Given problem = An exact copy of every record is needed.

Stored items from a collection =

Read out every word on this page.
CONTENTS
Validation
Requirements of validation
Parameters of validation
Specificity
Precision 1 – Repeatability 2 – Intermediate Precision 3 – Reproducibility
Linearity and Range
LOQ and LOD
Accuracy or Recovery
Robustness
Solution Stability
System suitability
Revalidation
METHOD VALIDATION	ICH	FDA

Expected output =
Read out every word on this page.
CONTENTS
Validation
Requirements of validation
Parameters of validation
Specificity
Precision 1 – Repeatability 2 – Intermediate Precision 3 – Reproducibility
Linearity and Range
LOQ and LOD
Accuracy or Recovery
Robustness
Solution Stability
System suitability
Revalidation
METHOD VALIDATION	ICH	FDA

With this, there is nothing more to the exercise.